> EXERCISE BRIEF:
Scan the data that follows and count the lines with the string "JSON"; answer with the count alone.

Dataset records on visual material
□ □ □ □ □ □ □
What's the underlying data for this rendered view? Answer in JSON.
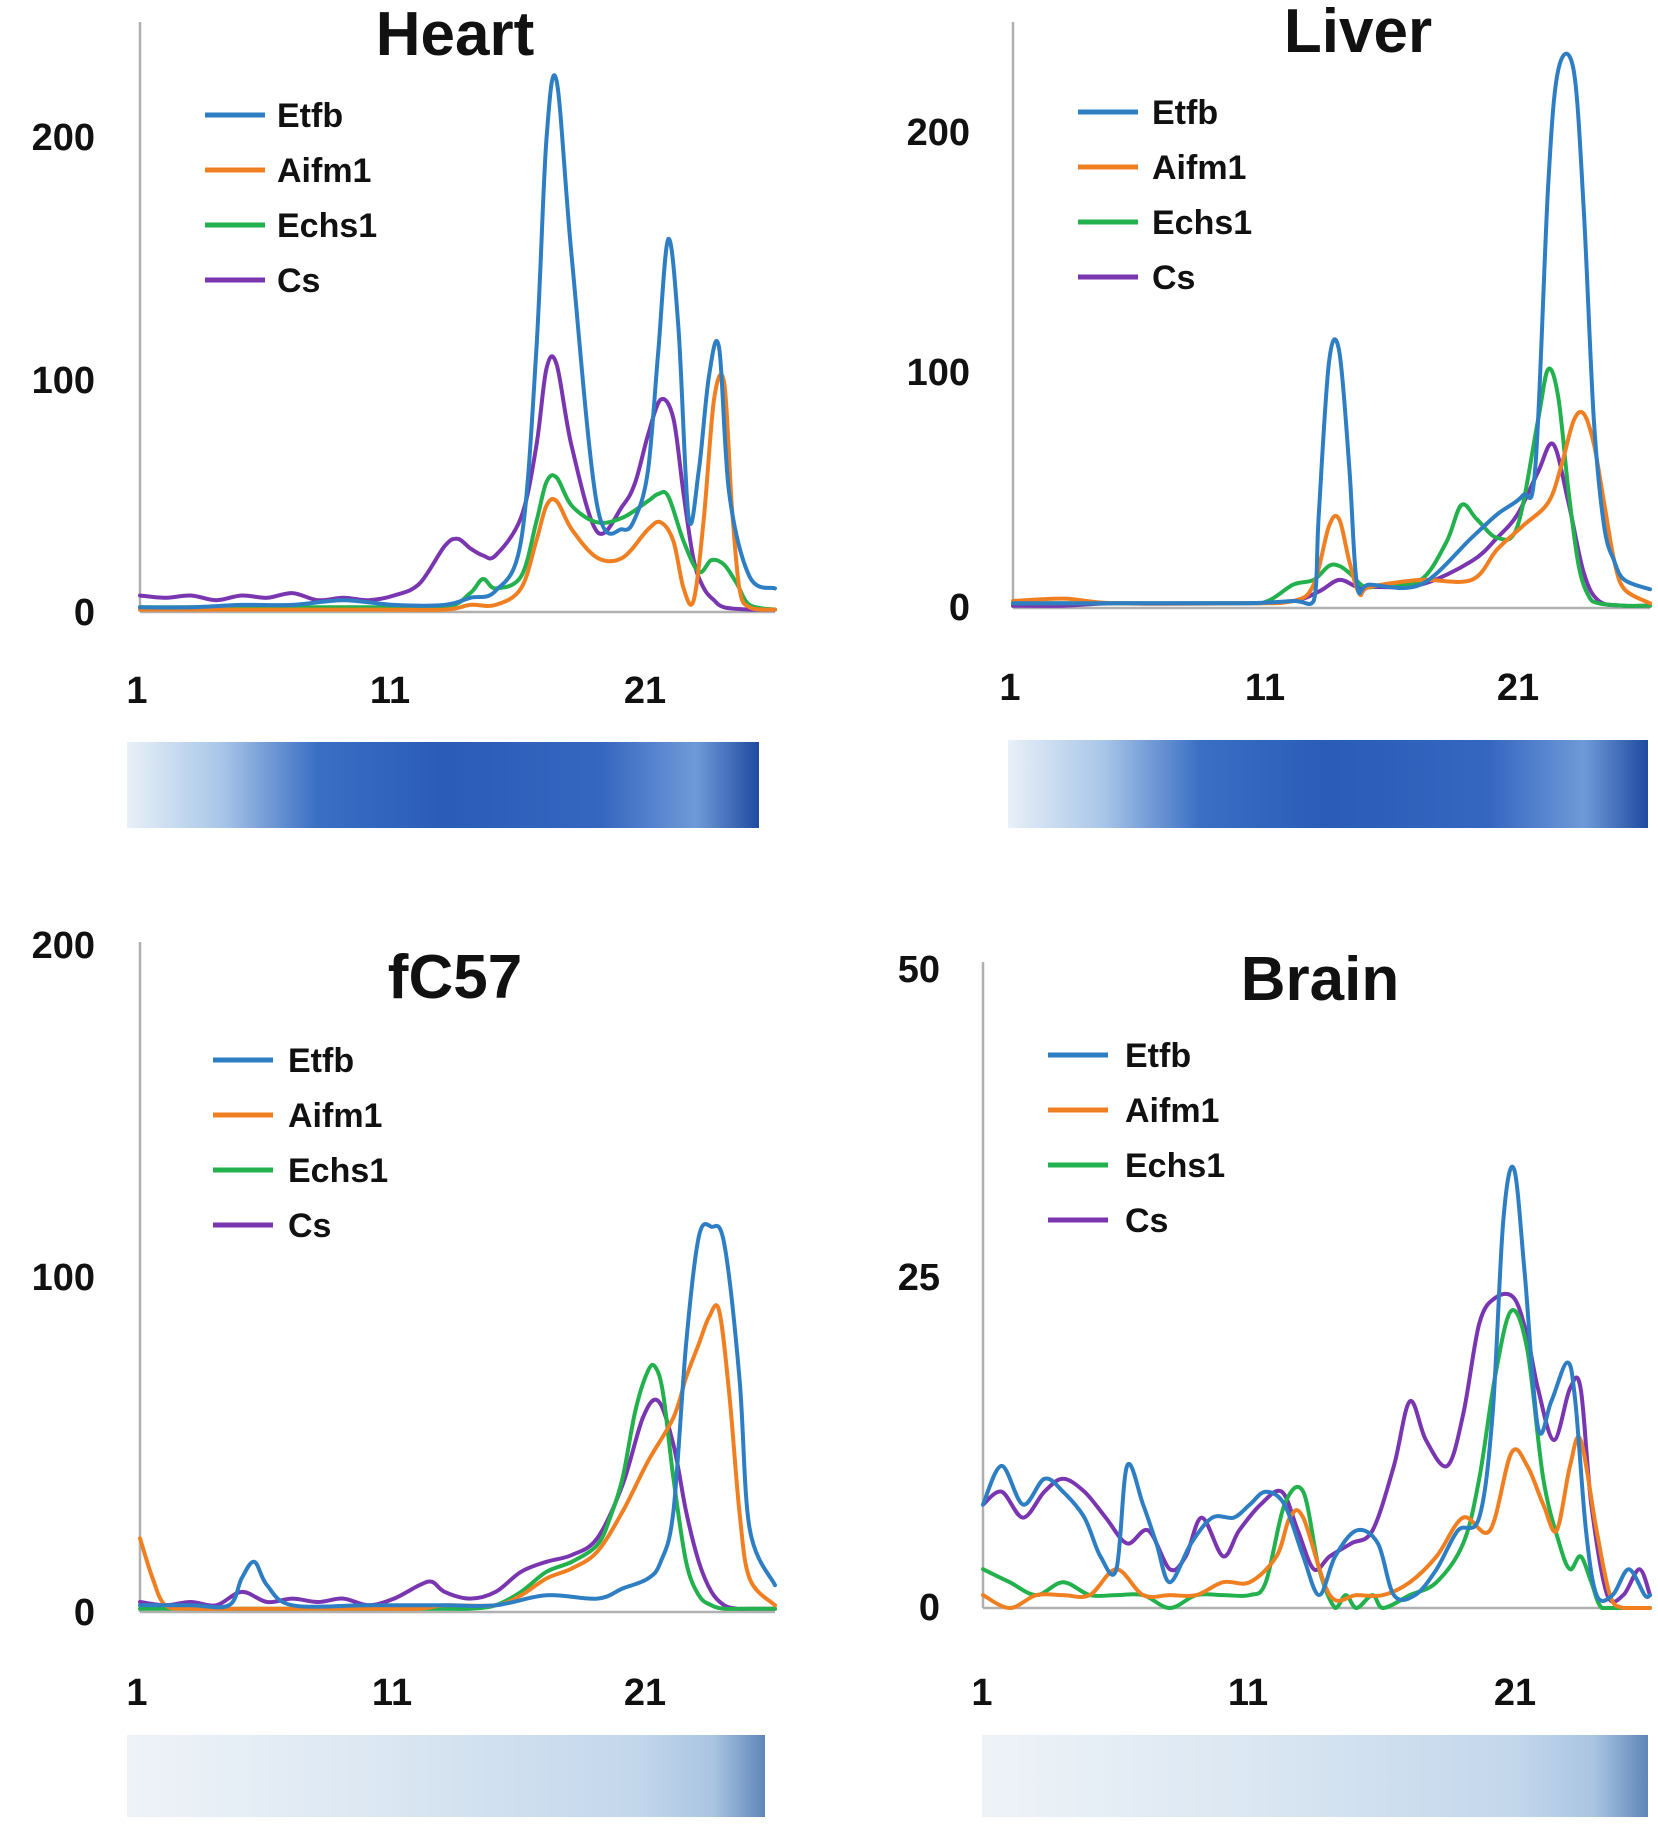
{
  "colors": {
    "Etfb": "#2e7ec4",
    "Aifm1": "#f07f22",
    "Echs1": "#22b14c",
    "Cs": "#7a35b0"
  },
  "chart_data": [
    {
      "type": "line",
      "title": "Heart",
      "ylim": [
        0,
        250
      ],
      "yticks": [
        "0",
        "100",
        "200"
      ],
      "xlim": [
        1,
        26
      ],
      "xticks": [
        "1",
        "11",
        "21"
      ],
      "legend_position": "top-left",
      "gel_intensity": "dark",
      "series": [
        {
          "name": "Etfb",
          "x": [
            1,
            3,
            5,
            7,
            9,
            11,
            13,
            14,
            15,
            16,
            16.6,
            17,
            17.4,
            18,
            19,
            20,
            20.5,
            21,
            21.4,
            21.8,
            22.2,
            22.6,
            23,
            23.4,
            23.8,
            24.2,
            25,
            26
          ],
          "y": [
            2,
            2,
            3,
            3,
            5,
            3,
            3,
            6,
            9,
            30,
            110,
            200,
            225,
            150,
            45,
            35,
            40,
            60,
            110,
            158,
            120,
            40,
            60,
            100,
            112,
            50,
            15,
            10
          ]
        },
        {
          "name": "Aifm1",
          "x": [
            1,
            5,
            10,
            13,
            14,
            15,
            16,
            16.6,
            17,
            17.4,
            18,
            19,
            20,
            21,
            21.5,
            22,
            22.4,
            22.8,
            23.2,
            23.6,
            24,
            24.3,
            24.6,
            25,
            26
          ],
          "y": [
            1,
            1,
            1,
            1,
            3,
            3,
            10,
            30,
            45,
            47,
            35,
            23,
            23,
            35,
            38,
            30,
            10,
            5,
            40,
            90,
            97,
            45,
            10,
            2,
            1
          ]
        },
        {
          "name": "Echs1",
          "x": [
            1,
            5,
            10,
            13,
            14,
            14.5,
            15,
            16,
            16.6,
            17,
            17.4,
            18,
            19,
            20,
            21,
            21.4,
            21.8,
            22.4,
            23,
            23.5,
            24,
            24.5,
            25,
            26
          ],
          "y": [
            2,
            2,
            2,
            2,
            8,
            14,
            10,
            15,
            38,
            55,
            57,
            45,
            38,
            40,
            47,
            50,
            49,
            30,
            17,
            22,
            20,
            12,
            3,
            1
          ]
        },
        {
          "name": "Cs",
          "x": [
            1,
            2,
            3,
            4,
            5,
            6,
            7,
            8,
            9,
            10,
            11,
            12,
            13,
            13.5,
            14,
            14.5,
            15,
            16,
            16.6,
            17,
            17.4,
            18,
            19,
            20,
            20.5,
            21,
            21.5,
            22,
            22.4,
            22.8,
            23.2,
            23.6,
            24,
            25,
            26
          ],
          "y": [
            7,
            6,
            7,
            5,
            7,
            6,
            8,
            5,
            6,
            5,
            7,
            12,
            28,
            31,
            27,
            24,
            24,
            40,
            70,
            103,
            105,
            70,
            34,
            45,
            55,
            75,
            90,
            82,
            50,
            22,
            10,
            5,
            2,
            1,
            1
          ]
        }
      ]
    },
    {
      "type": "line",
      "title": "Liver",
      "ylim": [
        0,
        250
      ],
      "yticks": [
        "0",
        "100",
        "200"
      ],
      "xlim": [
        1,
        26
      ],
      "xticks": [
        "1",
        "11",
        "21"
      ],
      "legend_position": "top-left",
      "gel_intensity": "dark",
      "series": [
        {
          "name": "Etfb",
          "x": [
            1,
            5,
            10,
            12,
            12.8,
            13,
            13.4,
            13.8,
            14.2,
            14.5,
            15,
            17,
            19,
            20,
            21,
            21.5,
            22,
            22.4,
            23,
            23.4,
            23.8,
            24.2,
            24.6,
            25,
            26
          ],
          "y": [
            2,
            2,
            2,
            3,
            3,
            40,
            105,
            110,
            60,
            10,
            10,
            10,
            30,
            40,
            48,
            60,
            180,
            230,
            230,
            170,
            80,
            35,
            20,
            12,
            8
          ]
        },
        {
          "name": "Aifm1",
          "x": [
            1,
            3,
            5,
            10,
            12,
            12.8,
            13.4,
            13.8,
            14.2,
            14.6,
            15,
            17,
            19,
            20,
            21,
            22,
            22.5,
            23,
            23.4,
            23.8,
            24.2,
            24.6,
            25,
            26
          ],
          "y": [
            3,
            4,
            2,
            2,
            3,
            10,
            35,
            38,
            20,
            6,
            9,
            12,
            12,
            25,
            35,
            45,
            60,
            80,
            83,
            70,
            45,
            20,
            8,
            2
          ]
        },
        {
          "name": "Echs1",
          "x": [
            1,
            5,
            10,
            11,
            12,
            12.8,
            13.4,
            13.8,
            14.2,
            14.8,
            15.5,
            17,
            18,
            18.6,
            19.2,
            20,
            20.8,
            21.6,
            22,
            22.4,
            22.8,
            23.2,
            23.6,
            24,
            25,
            26
          ],
          "y": [
            2,
            2,
            2,
            3,
            10,
            12,
            18,
            18,
            15,
            9,
            10,
            12,
            28,
            44,
            38,
            30,
            35,
            80,
            102,
            90,
            50,
            18,
            5,
            2,
            1,
            1
          ]
        },
        {
          "name": "Cs",
          "x": [
            1,
            3,
            5,
            10,
            12,
            13,
            13.8,
            14.5,
            15,
            17,
            19,
            20,
            20.8,
            21.6,
            22.2,
            22.8,
            23.4,
            24,
            25,
            26
          ],
          "y": [
            1,
            1,
            2,
            2,
            3,
            7,
            12,
            9,
            9,
            10,
            20,
            30,
            40,
            58,
            70,
            45,
            15,
            3,
            1,
            1
          ]
        }
      ]
    },
    {
      "type": "line",
      "title": "fC57",
      "ylim": [
        0,
        200
      ],
      "yticks": [
        "0",
        "100",
        "200"
      ],
      "xlim": [
        1,
        26
      ],
      "xticks": [
        "1",
        "11",
        "21"
      ],
      "legend_position": "top-left",
      "gel_intensity": "light",
      "series": [
        {
          "name": "Etfb",
          "x": [
            1,
            3,
            4.5,
            5,
            5.5,
            6,
            7,
            10,
            13,
            15,
            17,
            19,
            20,
            21,
            21.5,
            22,
            22.5,
            23,
            23.5,
            24,
            24.6,
            25,
            26
          ],
          "y": [
            2,
            2,
            2,
            10,
            15,
            8,
            2,
            2,
            2,
            2,
            5,
            4,
            7,
            10,
            15,
            30,
            80,
            112,
            115,
            110,
            70,
            25,
            8
          ]
        },
        {
          "name": "Aifm1",
          "x": [
            1,
            1.5,
            2,
            3,
            5,
            10,
            12,
            13,
            15,
            16,
            17,
            18,
            19,
            20,
            21,
            22,
            22.5,
            23,
            23.4,
            23.8,
            24.2,
            24.6,
            25,
            26
          ],
          "y": [
            22,
            10,
            2,
            1,
            1,
            1,
            1,
            2,
            2,
            5,
            10,
            13,
            18,
            30,
            45,
            58,
            70,
            80,
            88,
            90,
            65,
            30,
            10,
            2
          ]
        },
        {
          "name": "Echs1",
          "x": [
            1,
            5,
            10,
            13,
            14,
            15,
            16,
            17,
            18,
            19,
            19.5,
            20,
            20.5,
            21,
            21.3,
            21.6,
            22,
            22.5,
            23,
            23.5,
            24,
            25,
            26
          ],
          "y": [
            1,
            1,
            1,
            1,
            1,
            2,
            6,
            12,
            15,
            20,
            28,
            40,
            60,
            72,
            73,
            65,
            40,
            15,
            5,
            2,
            1,
            1,
            1
          ]
        },
        {
          "name": "Cs",
          "x": [
            1,
            2,
            3,
            4,
            5,
            6,
            7,
            8,
            9,
            10,
            11,
            12,
            12.5,
            13,
            14,
            15,
            16,
            17,
            18,
            19,
            20,
            20.8,
            21.4,
            22,
            22.5,
            23,
            23.5,
            24,
            24.5,
            25,
            26
          ],
          "y": [
            3,
            2,
            3,
            2,
            6,
            3,
            4,
            3,
            4,
            2,
            4,
            8,
            9,
            6,
            4,
            6,
            12,
            15,
            17,
            22,
            38,
            58,
            63,
            50,
            30,
            15,
            6,
            2,
            1,
            1,
            1
          ]
        }
      ]
    },
    {
      "type": "line",
      "title": "Brain",
      "ylim": [
        0,
        50
      ],
      "yticks": [
        "0",
        "25",
        "50"
      ],
      "xlim": [
        1,
        26
      ],
      "xticks": [
        "1",
        "11",
        "21"
      ],
      "legend_position": "top-left",
      "gel_intensity": "light",
      "series": [
        {
          "name": "Etfb",
          "x": [
            1,
            1.7,
            2.5,
            3.3,
            4,
            4.8,
            5.4,
            6,
            6.4,
            7,
            7.5,
            8,
            8.8,
            9.6,
            10.4,
            11,
            11.6,
            12.3,
            13,
            13.6,
            14.2,
            15,
            15.8,
            16.4,
            17.2,
            18,
            18.8,
            19.6,
            20.1,
            20.5,
            20.9,
            21.3,
            21.8,
            22.3,
            22.9,
            23.2,
            23.6,
            24,
            24.6,
            25.2,
            25.8,
            26
          ],
          "y": [
            8,
            11,
            8,
            10,
            9,
            7,
            4,
            3,
            11,
            8,
            5,
            2,
            5,
            7,
            7,
            8,
            9,
            8,
            4,
            1,
            4,
            6,
            5,
            1,
            1,
            3,
            6,
            7,
            15,
            30,
            34,
            26,
            14,
            16,
            19,
            16,
            6,
            1,
            1,
            3,
            1,
            1
          ]
        },
        {
          "name": "Aifm1",
          "x": [
            1,
            2,
            3,
            4,
            5,
            6,
            7,
            8,
            9,
            10,
            11,
            12,
            12.5,
            13,
            14,
            15,
            16,
            17,
            18,
            19,
            20,
            20.8,
            21.4,
            22,
            22.5,
            23,
            23.4,
            24,
            24.5,
            25,
            26
          ],
          "y": [
            1,
            0,
            1,
            1,
            1,
            3,
            1,
            1,
            1,
            2,
            2,
            4,
            7,
            7,
            1,
            1,
            1,
            2,
            4,
            7,
            6,
            12,
            11,
            8,
            6,
            11,
            13,
            6,
            1,
            0,
            0
          ]
        },
        {
          "name": "Echs1",
          "x": [
            1,
            2,
            3,
            4,
            5,
            6,
            7,
            8,
            9,
            10,
            11,
            11.6,
            12.3,
            13,
            13.6,
            14.2,
            14.6,
            15,
            15.6,
            16,
            17,
            18,
            19,
            19.6,
            20.2,
            20.8,
            21.4,
            22,
            22.6,
            23,
            23.4,
            23.8,
            24.2,
            25,
            26
          ],
          "y": [
            3,
            2,
            1,
            2,
            1,
            1,
            1,
            0,
            1,
            1,
            1,
            2,
            8,
            9,
            3,
            0,
            1,
            0,
            1,
            0,
            1,
            2,
            5,
            10,
            18,
            23,
            20,
            10,
            5,
            3,
            4,
            2,
            0,
            0,
            0
          ]
        },
        {
          "name": "Cs",
          "x": [
            1,
            1.7,
            2.5,
            3.3,
            4,
            4.8,
            5.6,
            6.4,
            7.2,
            8,
            8.6,
            9.2,
            10,
            10.6,
            11.4,
            12.2,
            12.8,
            13.4,
            14,
            14.8,
            15.6,
            16.4,
            17,
            17.6,
            18.4,
            19,
            19.6,
            20.2,
            20.9,
            21.4,
            21.8,
            22.4,
            23,
            23.4,
            23.8,
            24.4,
            25,
            25.6,
            26
          ],
          "y": [
            8,
            9,
            7,
            9,
            10,
            9,
            7,
            5,
            6,
            3,
            4,
            7,
            4,
            6,
            8,
            9,
            6,
            3,
            4,
            5,
            6,
            11,
            16,
            13,
            11,
            15,
            22,
            24,
            24,
            21,
            17,
            13,
            17,
            17,
            8,
            1,
            1,
            3,
            1
          ]
        }
      ]
    }
  ]
}
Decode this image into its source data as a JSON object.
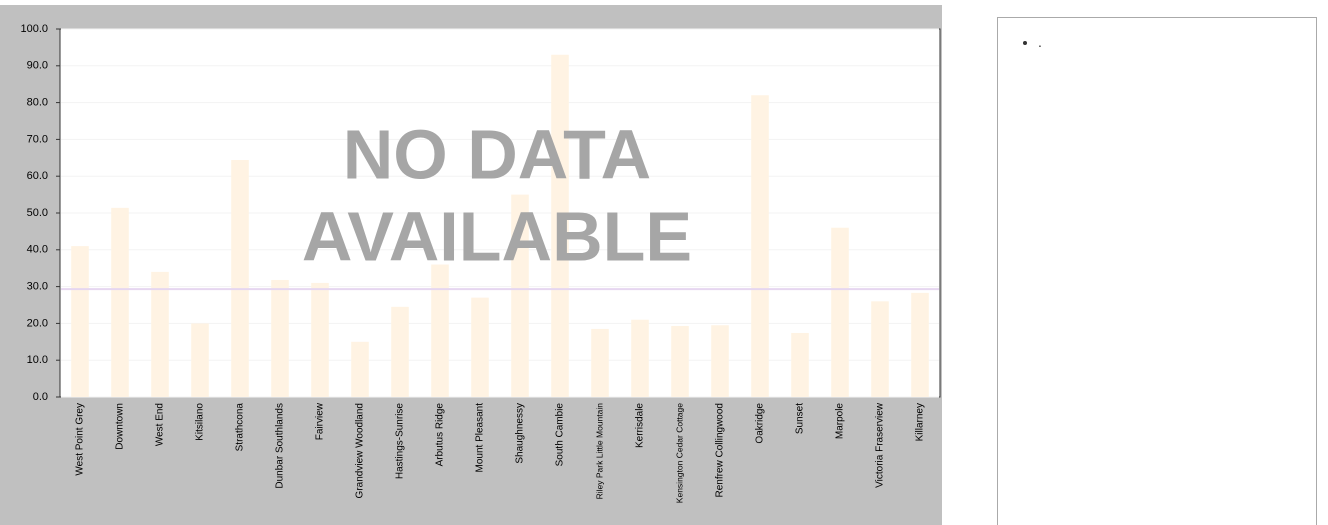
□ □ □ □ □ □ □
> EXERCISE RESULT:
2